» INFORMATION PROVIDED:
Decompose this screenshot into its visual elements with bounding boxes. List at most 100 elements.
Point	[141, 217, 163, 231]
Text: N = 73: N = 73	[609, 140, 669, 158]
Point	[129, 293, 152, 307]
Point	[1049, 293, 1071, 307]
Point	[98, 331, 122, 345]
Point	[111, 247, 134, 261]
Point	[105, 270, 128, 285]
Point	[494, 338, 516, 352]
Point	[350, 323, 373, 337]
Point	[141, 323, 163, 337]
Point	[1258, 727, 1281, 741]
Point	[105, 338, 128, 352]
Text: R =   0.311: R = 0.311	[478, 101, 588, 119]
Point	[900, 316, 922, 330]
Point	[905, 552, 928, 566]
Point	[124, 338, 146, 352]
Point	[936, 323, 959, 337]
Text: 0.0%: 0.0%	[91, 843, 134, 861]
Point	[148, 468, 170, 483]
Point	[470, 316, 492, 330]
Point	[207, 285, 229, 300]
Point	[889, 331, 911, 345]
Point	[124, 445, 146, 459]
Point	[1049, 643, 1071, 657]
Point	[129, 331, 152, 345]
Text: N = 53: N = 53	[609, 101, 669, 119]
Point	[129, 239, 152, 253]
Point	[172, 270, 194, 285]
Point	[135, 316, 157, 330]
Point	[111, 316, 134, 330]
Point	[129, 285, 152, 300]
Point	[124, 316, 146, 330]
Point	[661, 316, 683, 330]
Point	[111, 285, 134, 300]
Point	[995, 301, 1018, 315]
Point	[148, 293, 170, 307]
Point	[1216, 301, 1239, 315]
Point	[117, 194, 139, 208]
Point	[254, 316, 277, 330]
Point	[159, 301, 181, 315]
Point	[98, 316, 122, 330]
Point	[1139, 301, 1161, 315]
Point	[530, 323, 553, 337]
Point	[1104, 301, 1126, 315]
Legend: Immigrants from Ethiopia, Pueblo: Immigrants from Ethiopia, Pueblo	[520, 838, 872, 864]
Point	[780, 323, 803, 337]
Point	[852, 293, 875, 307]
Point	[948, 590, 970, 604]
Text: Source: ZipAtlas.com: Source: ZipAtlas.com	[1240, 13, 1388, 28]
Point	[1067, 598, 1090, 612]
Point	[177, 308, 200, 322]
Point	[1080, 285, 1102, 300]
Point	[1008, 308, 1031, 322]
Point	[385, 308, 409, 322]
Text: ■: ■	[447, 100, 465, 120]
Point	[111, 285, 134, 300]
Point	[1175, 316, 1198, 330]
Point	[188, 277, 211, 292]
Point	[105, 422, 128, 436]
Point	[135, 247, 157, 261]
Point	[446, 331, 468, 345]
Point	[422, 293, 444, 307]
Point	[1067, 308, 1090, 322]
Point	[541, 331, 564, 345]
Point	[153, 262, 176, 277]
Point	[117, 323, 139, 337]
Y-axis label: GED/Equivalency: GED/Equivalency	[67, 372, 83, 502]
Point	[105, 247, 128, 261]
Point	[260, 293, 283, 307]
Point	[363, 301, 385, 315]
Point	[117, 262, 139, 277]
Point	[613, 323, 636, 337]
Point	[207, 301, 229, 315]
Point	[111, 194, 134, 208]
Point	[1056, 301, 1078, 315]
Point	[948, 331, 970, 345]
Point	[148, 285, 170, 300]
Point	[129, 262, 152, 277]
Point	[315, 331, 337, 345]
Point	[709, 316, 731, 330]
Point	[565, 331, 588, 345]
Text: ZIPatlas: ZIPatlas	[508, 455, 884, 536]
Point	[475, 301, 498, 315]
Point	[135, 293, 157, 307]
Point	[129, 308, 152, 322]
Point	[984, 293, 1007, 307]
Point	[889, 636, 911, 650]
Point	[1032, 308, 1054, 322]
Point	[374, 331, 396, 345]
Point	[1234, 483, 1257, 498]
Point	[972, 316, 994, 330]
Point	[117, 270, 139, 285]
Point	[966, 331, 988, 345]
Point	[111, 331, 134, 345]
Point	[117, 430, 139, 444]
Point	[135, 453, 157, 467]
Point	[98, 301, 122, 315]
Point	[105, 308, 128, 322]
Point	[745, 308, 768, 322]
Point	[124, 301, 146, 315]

» WHAT TO WORK ON:
Retype all of the lines above without changing anything.

» ANSWER FOR THE TASK:
Decompose this screenshot into its visual elements with bounding boxes. List at most 100 elements.
Point	[141, 217, 163, 231]
Text: N = 73: N = 73	[609, 140, 669, 158]
Point	[129, 293, 152, 307]
Point	[1049, 293, 1071, 307]
Point	[98, 331, 122, 345]
Point	[111, 247, 134, 261]
Point	[105, 270, 128, 285]
Point	[494, 338, 516, 352]
Point	[350, 323, 373, 337]
Point	[141, 323, 163, 337]
Point	[1258, 727, 1281, 741]
Point	[105, 338, 128, 352]
Text: R =   0.311: R = 0.311	[478, 101, 588, 119]
Point	[900, 316, 922, 330]
Point	[905, 552, 928, 566]
Point	[124, 338, 146, 352]
Point	[936, 323, 959, 337]
Text: 0.0%: 0.0%	[91, 843, 134, 861]
Point	[148, 468, 170, 483]
Point	[470, 316, 492, 330]
Point	[207, 285, 229, 300]
Point	[889, 331, 911, 345]
Point	[124, 445, 146, 459]
Point	[1049, 643, 1071, 657]
Point	[129, 331, 152, 345]
Text: N = 53: N = 53	[609, 101, 669, 119]
Point	[129, 239, 152, 253]
Point	[172, 270, 194, 285]
Point	[135, 316, 157, 330]
Point	[111, 316, 134, 330]
Point	[129, 285, 152, 300]
Point	[124, 316, 146, 330]
Point	[661, 316, 683, 330]
Point	[111, 285, 134, 300]
Point	[995, 301, 1018, 315]
Point	[148, 293, 170, 307]
Point	[1216, 301, 1239, 315]
Point	[117, 194, 139, 208]
Point	[254, 316, 277, 330]
Point	[159, 301, 181, 315]
Point	[98, 316, 122, 330]
Point	[1139, 301, 1161, 315]
Point	[530, 323, 553, 337]
Point	[1104, 301, 1126, 315]
Legend: Immigrants from Ethiopia, Pueblo: Immigrants from Ethiopia, Pueblo	[520, 838, 872, 864]
Point	[780, 323, 803, 337]
Point	[852, 293, 875, 307]
Point	[948, 590, 970, 604]
Text: Source: ZipAtlas.com: Source: ZipAtlas.com	[1240, 13, 1388, 28]
Point	[1067, 598, 1090, 612]
Point	[177, 308, 200, 322]
Point	[1080, 285, 1102, 300]
Point	[1008, 308, 1031, 322]
Point	[385, 308, 409, 322]
Text: ■: ■	[447, 100, 465, 120]
Point	[111, 285, 134, 300]
Point	[1175, 316, 1198, 330]
Point	[188, 277, 211, 292]
Point	[105, 422, 128, 436]
Point	[135, 247, 157, 261]
Point	[446, 331, 468, 345]
Point	[422, 293, 444, 307]
Point	[1067, 308, 1090, 322]
Point	[541, 331, 564, 345]
Point	[153, 262, 176, 277]
Point	[117, 323, 139, 337]
Y-axis label: GED/Equivalency: GED/Equivalency	[67, 372, 83, 502]
Point	[105, 247, 128, 261]
Point	[260, 293, 283, 307]
Point	[363, 301, 385, 315]
Point	[117, 262, 139, 277]
Point	[613, 323, 636, 337]
Point	[207, 301, 229, 315]
Point	[111, 194, 134, 208]
Point	[1056, 301, 1078, 315]
Point	[948, 331, 970, 345]
Point	[148, 285, 170, 300]
Point	[129, 262, 152, 277]
Point	[315, 331, 337, 345]
Point	[709, 316, 731, 330]
Point	[565, 331, 588, 345]
Text: ZIPatlas: ZIPatlas	[508, 455, 884, 536]
Point	[475, 301, 498, 315]
Point	[135, 293, 157, 307]
Point	[129, 308, 152, 322]
Point	[984, 293, 1007, 307]
Point	[889, 636, 911, 650]
Point	[1032, 308, 1054, 322]
Point	[374, 331, 396, 345]
Point	[1234, 483, 1257, 498]
Point	[972, 316, 994, 330]
Point	[117, 270, 139, 285]
Point	[966, 331, 988, 345]
Point	[111, 331, 134, 345]
Point	[117, 430, 139, 444]
Point	[135, 453, 157, 467]
Point	[98, 301, 122, 315]
Point	[105, 308, 128, 322]
Point	[745, 308, 768, 322]
Point	[124, 301, 146, 315]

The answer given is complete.